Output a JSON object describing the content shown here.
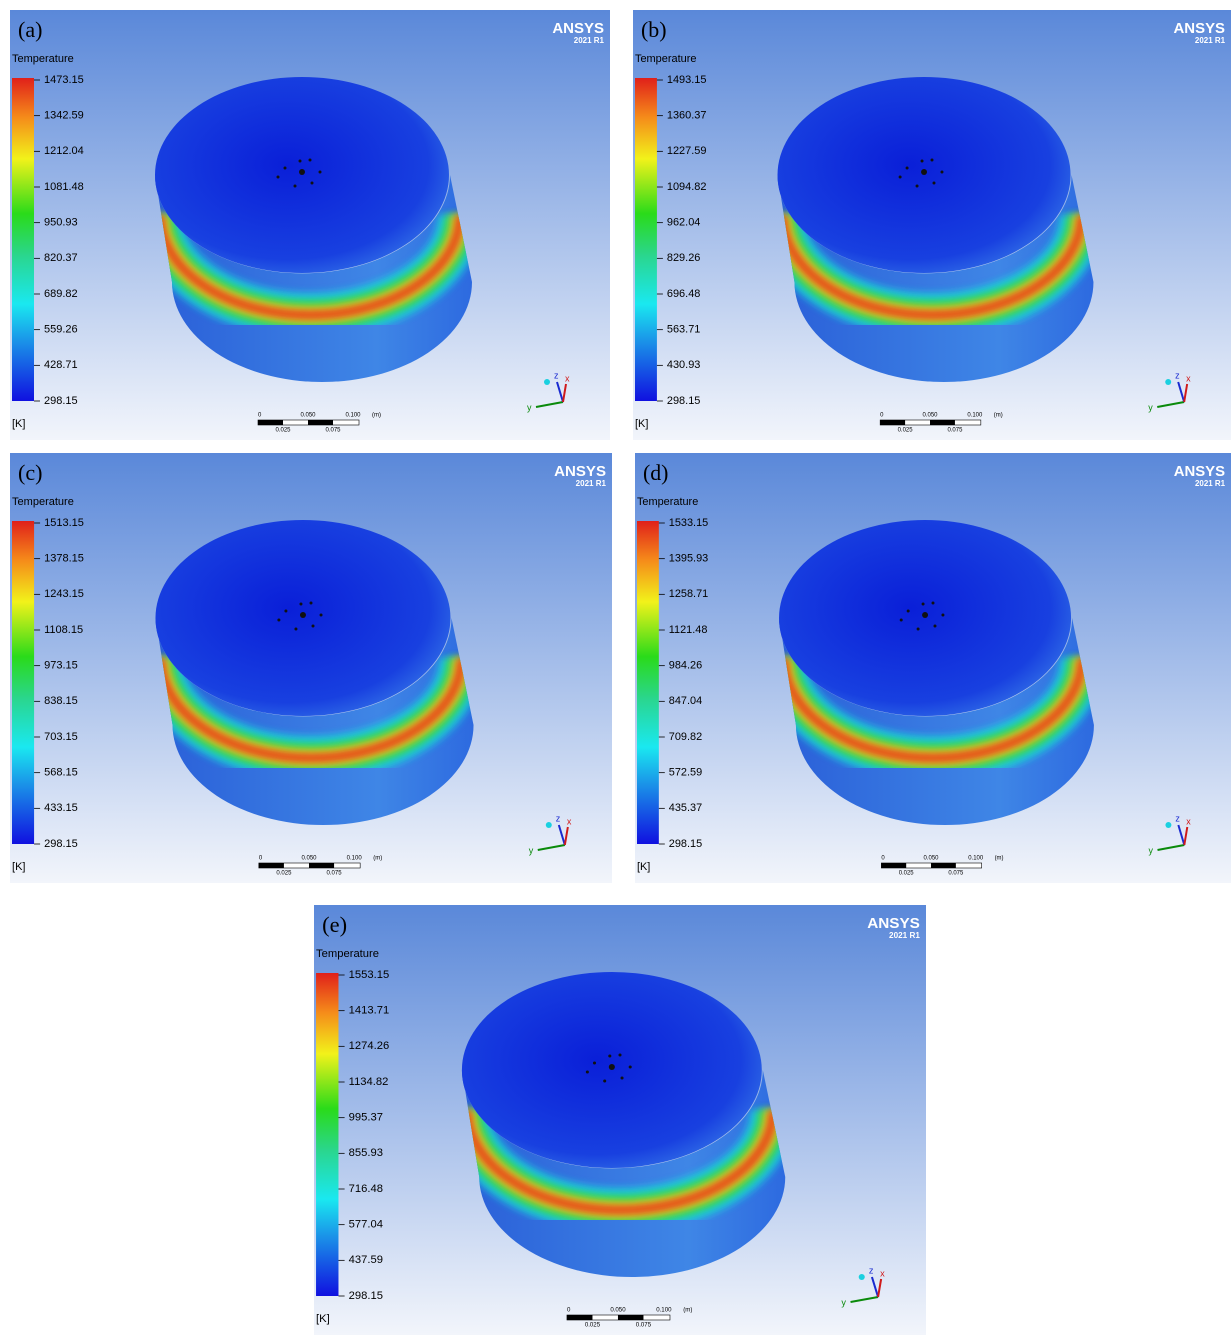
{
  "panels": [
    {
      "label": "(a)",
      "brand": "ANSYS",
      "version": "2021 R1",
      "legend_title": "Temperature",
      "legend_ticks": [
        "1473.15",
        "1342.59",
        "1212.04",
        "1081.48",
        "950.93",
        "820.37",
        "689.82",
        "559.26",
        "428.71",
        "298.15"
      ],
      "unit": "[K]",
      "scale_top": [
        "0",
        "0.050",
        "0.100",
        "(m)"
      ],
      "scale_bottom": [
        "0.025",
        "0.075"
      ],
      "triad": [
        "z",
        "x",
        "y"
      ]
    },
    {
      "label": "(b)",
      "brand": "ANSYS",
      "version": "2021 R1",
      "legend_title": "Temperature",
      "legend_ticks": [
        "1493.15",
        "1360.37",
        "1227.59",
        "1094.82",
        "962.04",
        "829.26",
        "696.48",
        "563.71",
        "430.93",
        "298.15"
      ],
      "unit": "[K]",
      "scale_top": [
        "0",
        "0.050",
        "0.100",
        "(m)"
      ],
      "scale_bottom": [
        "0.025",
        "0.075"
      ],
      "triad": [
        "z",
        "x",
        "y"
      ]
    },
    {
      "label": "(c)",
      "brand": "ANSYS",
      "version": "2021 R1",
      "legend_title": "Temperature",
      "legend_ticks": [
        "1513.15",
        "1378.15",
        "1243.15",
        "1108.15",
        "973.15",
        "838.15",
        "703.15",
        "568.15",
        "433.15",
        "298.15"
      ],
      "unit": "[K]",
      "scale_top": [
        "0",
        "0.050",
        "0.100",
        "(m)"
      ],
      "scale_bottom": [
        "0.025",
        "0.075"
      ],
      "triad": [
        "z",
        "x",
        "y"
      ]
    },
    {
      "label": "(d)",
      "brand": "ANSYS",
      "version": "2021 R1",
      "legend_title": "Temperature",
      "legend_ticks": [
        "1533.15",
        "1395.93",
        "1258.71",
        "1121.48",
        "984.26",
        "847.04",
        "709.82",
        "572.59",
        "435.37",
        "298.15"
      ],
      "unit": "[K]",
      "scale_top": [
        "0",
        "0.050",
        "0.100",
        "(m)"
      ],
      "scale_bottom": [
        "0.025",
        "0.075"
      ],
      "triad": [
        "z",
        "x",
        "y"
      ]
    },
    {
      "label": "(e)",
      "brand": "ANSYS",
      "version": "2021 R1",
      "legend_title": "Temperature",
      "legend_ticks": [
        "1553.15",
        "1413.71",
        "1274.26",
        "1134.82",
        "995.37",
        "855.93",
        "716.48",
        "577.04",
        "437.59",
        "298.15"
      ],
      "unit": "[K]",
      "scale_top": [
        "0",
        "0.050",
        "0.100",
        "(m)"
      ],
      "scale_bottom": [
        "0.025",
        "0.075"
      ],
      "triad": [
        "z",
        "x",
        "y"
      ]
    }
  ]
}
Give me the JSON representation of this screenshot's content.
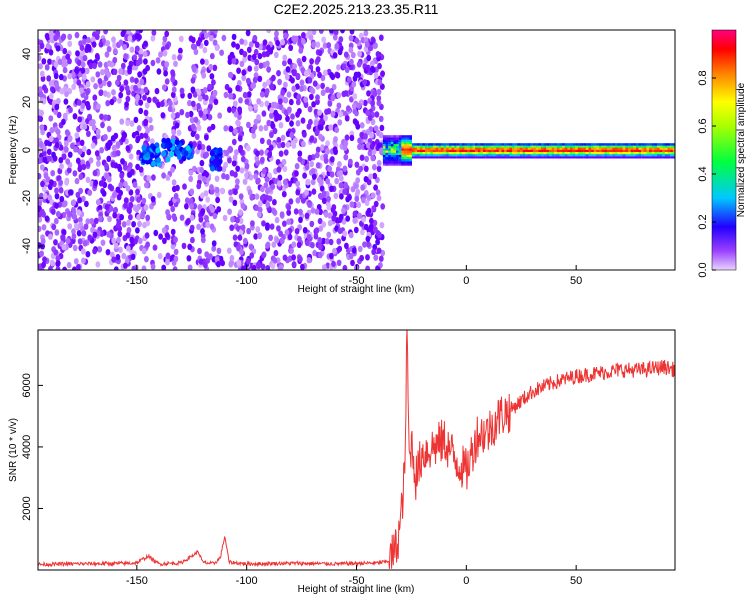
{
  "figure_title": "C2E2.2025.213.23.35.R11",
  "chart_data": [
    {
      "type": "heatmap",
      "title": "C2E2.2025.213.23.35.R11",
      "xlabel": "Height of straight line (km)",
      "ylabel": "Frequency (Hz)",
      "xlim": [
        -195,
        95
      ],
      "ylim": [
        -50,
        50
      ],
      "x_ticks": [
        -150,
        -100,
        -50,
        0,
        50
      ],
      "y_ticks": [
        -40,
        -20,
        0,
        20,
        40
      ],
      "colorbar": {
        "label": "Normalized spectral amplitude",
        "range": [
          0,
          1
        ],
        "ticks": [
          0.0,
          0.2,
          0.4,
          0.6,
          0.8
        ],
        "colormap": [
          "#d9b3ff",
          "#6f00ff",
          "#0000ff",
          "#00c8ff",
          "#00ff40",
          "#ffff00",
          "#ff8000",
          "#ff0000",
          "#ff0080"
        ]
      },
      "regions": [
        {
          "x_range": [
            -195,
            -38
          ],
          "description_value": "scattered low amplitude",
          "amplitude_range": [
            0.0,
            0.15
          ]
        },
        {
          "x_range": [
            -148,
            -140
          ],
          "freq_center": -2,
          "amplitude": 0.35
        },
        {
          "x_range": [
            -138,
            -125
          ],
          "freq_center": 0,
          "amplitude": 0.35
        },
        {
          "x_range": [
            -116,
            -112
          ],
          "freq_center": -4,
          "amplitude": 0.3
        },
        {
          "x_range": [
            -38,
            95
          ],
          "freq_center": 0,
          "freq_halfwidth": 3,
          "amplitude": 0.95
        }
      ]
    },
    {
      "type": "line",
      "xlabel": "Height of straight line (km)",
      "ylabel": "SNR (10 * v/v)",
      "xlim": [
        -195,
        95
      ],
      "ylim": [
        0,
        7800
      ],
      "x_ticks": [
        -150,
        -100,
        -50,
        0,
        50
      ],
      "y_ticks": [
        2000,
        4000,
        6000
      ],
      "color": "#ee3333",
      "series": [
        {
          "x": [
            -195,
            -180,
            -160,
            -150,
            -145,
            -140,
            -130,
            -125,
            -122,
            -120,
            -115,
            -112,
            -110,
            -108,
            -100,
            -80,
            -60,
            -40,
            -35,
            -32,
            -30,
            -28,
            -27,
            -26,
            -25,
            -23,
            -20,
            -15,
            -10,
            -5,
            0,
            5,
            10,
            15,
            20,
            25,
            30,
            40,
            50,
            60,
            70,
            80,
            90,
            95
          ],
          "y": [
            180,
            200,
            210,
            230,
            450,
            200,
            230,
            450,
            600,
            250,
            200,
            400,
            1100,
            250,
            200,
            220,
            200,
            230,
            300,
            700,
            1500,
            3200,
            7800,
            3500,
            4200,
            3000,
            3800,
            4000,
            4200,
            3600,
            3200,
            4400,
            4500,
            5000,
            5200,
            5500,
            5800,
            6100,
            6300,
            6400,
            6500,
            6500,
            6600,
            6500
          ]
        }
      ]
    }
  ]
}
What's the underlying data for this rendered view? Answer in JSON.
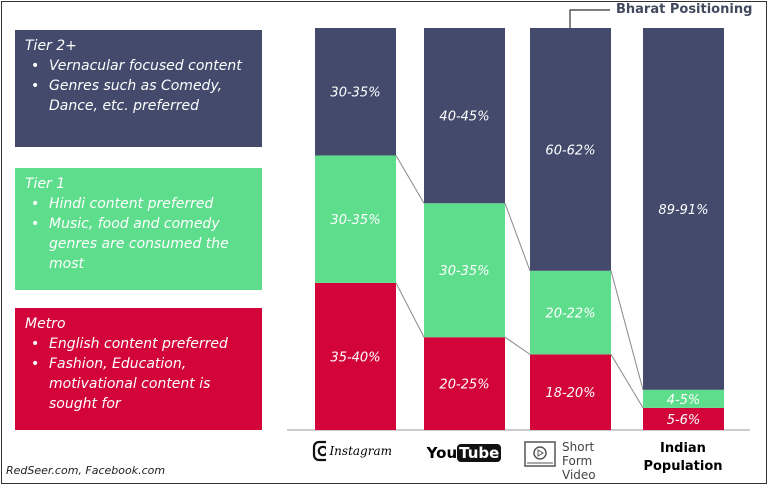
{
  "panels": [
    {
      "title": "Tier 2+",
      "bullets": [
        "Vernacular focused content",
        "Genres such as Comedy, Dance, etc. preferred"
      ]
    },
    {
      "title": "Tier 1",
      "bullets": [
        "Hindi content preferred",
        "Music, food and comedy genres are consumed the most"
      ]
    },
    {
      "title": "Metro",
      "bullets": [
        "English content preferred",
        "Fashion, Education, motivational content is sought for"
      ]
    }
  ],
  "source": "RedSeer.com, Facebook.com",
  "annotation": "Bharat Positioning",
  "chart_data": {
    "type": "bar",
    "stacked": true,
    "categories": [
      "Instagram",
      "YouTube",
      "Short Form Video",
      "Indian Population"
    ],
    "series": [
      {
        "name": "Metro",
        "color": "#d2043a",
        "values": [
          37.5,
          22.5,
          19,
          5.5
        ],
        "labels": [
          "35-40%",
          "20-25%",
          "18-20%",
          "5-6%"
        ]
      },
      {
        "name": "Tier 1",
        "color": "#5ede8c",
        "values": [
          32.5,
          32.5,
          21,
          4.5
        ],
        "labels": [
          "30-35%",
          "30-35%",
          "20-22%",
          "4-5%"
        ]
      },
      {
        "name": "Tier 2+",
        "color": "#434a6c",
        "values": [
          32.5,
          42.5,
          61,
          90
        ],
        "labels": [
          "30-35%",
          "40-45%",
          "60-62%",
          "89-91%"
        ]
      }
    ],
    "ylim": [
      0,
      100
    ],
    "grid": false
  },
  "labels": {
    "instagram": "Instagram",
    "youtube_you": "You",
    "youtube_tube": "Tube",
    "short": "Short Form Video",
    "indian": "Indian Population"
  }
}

◇ ◇ ◇

What the task asks:
Of the lines above, how many hold the word "Form"? Say the number alone.

Exercise response:
2